Transcribe all the entries word for word, skipping the pictures.

Dataset entries on figures
— START —
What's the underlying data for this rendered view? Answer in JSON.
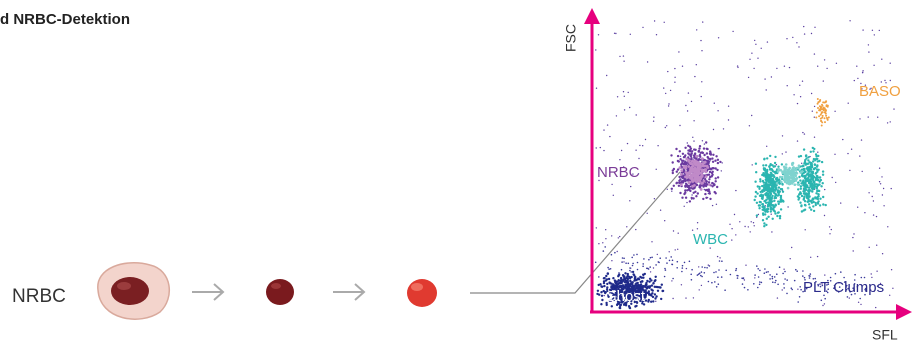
{
  "header": {
    "title": "d NRBC-Detektion"
  },
  "sequence": {
    "label": "NRBC"
  },
  "plot": {
    "y_axis": "FSC",
    "x_axis": "SFL",
    "clusters": {
      "nrbc": "NRBC",
      "wbc": "WBC",
      "baso": "BASO",
      "ghost": "Ghost",
      "plt": "PLT Clumps"
    }
  }
}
— END —
◆ **Solution below**
What's the underlying data for this rendered view? Answer in JSON.
{
  "header": {
    "title": "d NRBC-Detektion"
  },
  "sequence": {
    "label": "NRBC"
  },
  "plot": {
    "y_axis": "FSC",
    "x_axis": "SFL",
    "clusters": {
      "nrbc": "NRBC",
      "wbc": "WBC",
      "baso": "BASO",
      "ghost": "Ghost",
      "plt": "PLT Clumps"
    }
  }
}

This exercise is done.